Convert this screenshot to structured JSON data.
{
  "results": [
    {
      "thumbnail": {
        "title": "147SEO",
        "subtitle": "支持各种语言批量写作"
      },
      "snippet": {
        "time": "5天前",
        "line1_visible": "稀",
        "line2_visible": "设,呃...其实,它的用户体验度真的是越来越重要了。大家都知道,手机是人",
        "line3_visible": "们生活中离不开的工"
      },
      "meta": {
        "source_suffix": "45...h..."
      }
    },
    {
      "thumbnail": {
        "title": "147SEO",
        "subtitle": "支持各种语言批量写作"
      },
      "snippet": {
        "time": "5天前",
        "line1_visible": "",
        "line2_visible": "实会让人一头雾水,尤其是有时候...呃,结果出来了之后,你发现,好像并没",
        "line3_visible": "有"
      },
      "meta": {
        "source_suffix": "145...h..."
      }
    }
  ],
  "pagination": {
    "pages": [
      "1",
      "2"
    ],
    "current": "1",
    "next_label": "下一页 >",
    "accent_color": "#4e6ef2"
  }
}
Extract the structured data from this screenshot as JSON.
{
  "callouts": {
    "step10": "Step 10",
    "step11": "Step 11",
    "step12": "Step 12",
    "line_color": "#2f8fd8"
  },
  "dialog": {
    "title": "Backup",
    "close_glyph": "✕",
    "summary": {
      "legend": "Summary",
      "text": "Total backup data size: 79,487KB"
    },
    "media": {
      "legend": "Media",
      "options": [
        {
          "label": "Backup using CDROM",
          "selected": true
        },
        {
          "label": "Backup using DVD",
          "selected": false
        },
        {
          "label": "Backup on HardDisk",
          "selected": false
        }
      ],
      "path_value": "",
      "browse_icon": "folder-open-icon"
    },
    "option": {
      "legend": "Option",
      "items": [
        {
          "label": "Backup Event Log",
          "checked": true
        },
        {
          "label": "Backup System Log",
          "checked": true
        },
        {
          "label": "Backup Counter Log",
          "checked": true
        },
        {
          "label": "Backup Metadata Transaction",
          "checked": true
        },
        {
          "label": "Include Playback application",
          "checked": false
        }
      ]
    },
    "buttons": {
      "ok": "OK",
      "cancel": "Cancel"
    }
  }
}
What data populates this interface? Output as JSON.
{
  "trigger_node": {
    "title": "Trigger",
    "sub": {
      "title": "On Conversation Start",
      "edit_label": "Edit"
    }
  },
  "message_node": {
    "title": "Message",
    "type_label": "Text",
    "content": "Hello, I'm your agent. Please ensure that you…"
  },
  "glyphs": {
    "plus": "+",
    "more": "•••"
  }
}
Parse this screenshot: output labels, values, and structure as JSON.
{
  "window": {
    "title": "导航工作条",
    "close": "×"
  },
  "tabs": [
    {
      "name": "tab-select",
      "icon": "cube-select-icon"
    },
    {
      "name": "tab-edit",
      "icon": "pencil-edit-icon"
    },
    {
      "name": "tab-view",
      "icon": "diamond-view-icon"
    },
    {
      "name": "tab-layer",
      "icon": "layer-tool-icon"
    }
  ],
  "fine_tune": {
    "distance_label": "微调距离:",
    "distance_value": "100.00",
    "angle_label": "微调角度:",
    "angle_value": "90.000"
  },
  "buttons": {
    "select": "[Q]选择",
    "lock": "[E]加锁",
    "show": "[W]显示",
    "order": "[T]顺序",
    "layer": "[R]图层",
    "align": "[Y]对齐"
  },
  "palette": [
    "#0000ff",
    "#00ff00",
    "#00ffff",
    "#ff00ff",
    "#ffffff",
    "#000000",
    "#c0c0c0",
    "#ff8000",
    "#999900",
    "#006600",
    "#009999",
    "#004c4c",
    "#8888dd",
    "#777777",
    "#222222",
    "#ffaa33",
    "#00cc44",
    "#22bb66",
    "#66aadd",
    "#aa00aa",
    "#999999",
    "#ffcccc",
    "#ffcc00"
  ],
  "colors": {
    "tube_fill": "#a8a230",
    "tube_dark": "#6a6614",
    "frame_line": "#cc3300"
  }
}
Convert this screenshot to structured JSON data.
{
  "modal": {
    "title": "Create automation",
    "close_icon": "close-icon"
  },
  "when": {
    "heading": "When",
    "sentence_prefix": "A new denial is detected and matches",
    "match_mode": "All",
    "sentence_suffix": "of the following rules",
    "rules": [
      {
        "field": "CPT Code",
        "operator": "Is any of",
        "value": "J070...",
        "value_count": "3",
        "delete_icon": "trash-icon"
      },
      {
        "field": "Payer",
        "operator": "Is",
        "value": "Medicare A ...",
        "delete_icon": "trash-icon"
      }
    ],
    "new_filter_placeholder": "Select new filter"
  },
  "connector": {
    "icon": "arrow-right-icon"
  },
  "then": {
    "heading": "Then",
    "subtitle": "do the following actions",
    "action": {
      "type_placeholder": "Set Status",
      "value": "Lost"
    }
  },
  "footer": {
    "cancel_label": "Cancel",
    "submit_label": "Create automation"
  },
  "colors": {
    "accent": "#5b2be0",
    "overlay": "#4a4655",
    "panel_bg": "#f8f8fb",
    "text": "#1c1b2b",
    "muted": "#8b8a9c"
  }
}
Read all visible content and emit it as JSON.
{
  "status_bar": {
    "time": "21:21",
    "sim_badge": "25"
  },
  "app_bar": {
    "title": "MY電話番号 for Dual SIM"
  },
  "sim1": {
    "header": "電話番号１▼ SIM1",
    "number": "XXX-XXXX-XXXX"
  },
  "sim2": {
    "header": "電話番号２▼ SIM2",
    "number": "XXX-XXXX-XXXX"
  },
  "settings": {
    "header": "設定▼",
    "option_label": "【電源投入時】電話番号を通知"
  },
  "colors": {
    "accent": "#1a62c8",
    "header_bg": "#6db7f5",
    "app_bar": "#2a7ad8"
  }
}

|---|

> [WHAT YOU WILL DO] Output the entries exactly.

> [CORRECT ANSWER]
Convert this screenshot to structured JSON data.
{
  "results": [
    {
      "thumbnail": {
        "title": "147SEO",
        "subtitle": "支持各种语言批量写作"
      },
      "snippet": {
        "time": "5天前",
        "line1_visible": "稀",
        "line2_visible": "设,呃...其实,它的用户体验度真的是越来越重要了。大家都知道,手机是人",
        "line3_visible": "们生活中离不开的工"
      },
      "meta": {
        "source_suffix": "45...h..."
      }
    },
    {
      "thumbnail": {
        "title": "147SEO",
        "subtitle": "支持各种语言批量写作"
      },
      "snippet": {
        "time": "5天前",
        "line1_visible": "",
        "line2_visible": "实会让人一头雾水,尤其是有时候...呃,结果出来了之后,你发现,好像并没",
        "line3_visible": "有"
      },
      "meta": {
        "source_suffix": "145...h..."
      }
    }
  ],
  "pagination": {
    "pages": [
      "1",
      "2"
    ],
    "current": "1",
    "next_label": "下一页 >",
    "accent_color": "#4e6ef2"
  }
}
Extract the structured data from this screenshot as JSON.
{
  "callouts": {
    "step10": "Step 10",
    "step11": "Step 11",
    "step12": "Step 12",
    "line_color": "#2f8fd8"
  },
  "dialog": {
    "title": "Backup",
    "close_glyph": "✕",
    "summary": {
      "legend": "Summary",
      "text": "Total backup data size: 79,487KB"
    },
    "media": {
      "legend": "Media",
      "options": [
        {
          "label": "Backup using CDROM",
          "selected": true
        },
        {
          "label": "Backup using DVD",
          "selected": false
        },
        {
          "label": "Backup on HardDisk",
          "selected": false
        }
      ],
      "path_value": "",
      "browse_icon": "folder-open-icon"
    },
    "option": {
      "legend": "Option",
      "items": [
        {
          "label": "Backup Event Log",
          "checked": true
        },
        {
          "label": "Backup System Log",
          "checked": true
        },
        {
          "label": "Backup Counter Log",
          "checked": true
        },
        {
          "label": "Backup Metadata Transaction",
          "checked": true
        },
        {
          "label": "Include Playback application",
          "checked": false
        }
      ]
    },
    "buttons": {
      "ok": "OK",
      "cancel": "Cancel"
    }
  }
}
What data populates this interface? Output as JSON.
{
  "trigger_node": {
    "title": "Trigger",
    "sub": {
      "title": "On Conversation Start",
      "edit_label": "Edit"
    }
  },
  "message_node": {
    "title": "Message",
    "type_label": "Text",
    "content": "Hello, I'm your agent. Please ensure that you…"
  },
  "glyphs": {
    "plus": "+",
    "more": "•••"
  }
}
Parse this screenshot: output labels, values, and structure as JSON.
{
  "window": {
    "title": "导航工作条",
    "close": "×"
  },
  "tabs": [
    {
      "name": "tab-select",
      "icon": "cube-select-icon"
    },
    {
      "name": "tab-edit",
      "icon": "pencil-edit-icon"
    },
    {
      "name": "tab-view",
      "icon": "diamond-view-icon"
    },
    {
      "name": "tab-layer",
      "icon": "layer-tool-icon"
    }
  ],
  "fine_tune": {
    "distance_label": "微调距离:",
    "distance_value": "100.00",
    "angle_label": "微调角度:",
    "angle_value": "90.000"
  },
  "buttons": {
    "select": "[Q]选择",
    "lock": "[E]加锁",
    "show": "[W]显示",
    "order": "[T]顺序",
    "layer": "[R]图层",
    "align": "[Y]对齐"
  },
  "palette": [
    "#0000ff",
    "#00ff00",
    "#00ffff",
    "#ff00ff",
    "#ffffff",
    "#000000",
    "#c0c0c0",
    "#ff8000",
    "#999900",
    "#006600",
    "#009999",
    "#004c4c",
    "#8888dd",
    "#777777",
    "#222222",
    "#ffaa33",
    "#00cc44",
    "#22bb66",
    "#66aadd",
    "#aa00aa",
    "#999999",
    "#ffcccc",
    "#ffcc00"
  ],
  "colors": {
    "tube_fill": "#a8a230",
    "tube_dark": "#6a6614",
    "frame_line": "#cc3300"
  }
}
Convert this screenshot to structured JSON data.
{
  "modal": {
    "title": "Create automation",
    "close_icon": "close-icon"
  },
  "when": {
    "heading": "When",
    "sentence_prefix": "A new denial is detected and matches",
    "match_mode": "All",
    "sentence_suffix": "of the following rules",
    "rules": [
      {
        "field": "CPT Code",
        "operator": "Is any of",
        "value": "J070...",
        "value_count": "3",
        "delete_icon": "trash-icon"
      },
      {
        "field": "Payer",
        "operator": "Is",
        "value": "Medicare A ...",
        "delete_icon": "trash-icon"
      }
    ],
    "new_filter_placeholder": "Select new filter"
  },
  "connector": {
    "icon": "arrow-right-icon"
  },
  "then": {
    "heading": "Then",
    "subtitle": "do the following actions",
    "action": {
      "type_placeholder": "Set Status",
      "value": "Lost"
    }
  },
  "footer": {
    "cancel_label": "Cancel",
    "submit_label": "Create automation"
  },
  "colors": {
    "accent": "#5b2be0",
    "overlay": "#4a4655",
    "panel_bg": "#f8f8fb",
    "text": "#1c1b2b",
    "muted": "#8b8a9c"
  }
}
Read all visible content and emit it as JSON.
{
  "status_bar": {
    "time": "21:21",
    "sim_badge": "25"
  },
  "app_bar": {
    "title": "MY電話番号 for Dual SIM"
  },
  "sim1": {
    "header": "電話番号１▼ SIM1",
    "number": "XXX-XXXX-XXXX"
  },
  "sim2": {
    "header": "電話番号２▼ SIM2",
    "number": "XXX-XXXX-XXXX"
  },
  "settings": {
    "header": "設定▼",
    "option_label": "【電源投入時】電話番号を通知"
  },
  "colors": {
    "accent": "#1a62c8",
    "header_bg": "#6db7f5",
    "app_bar": "#2a7ad8"
  }
}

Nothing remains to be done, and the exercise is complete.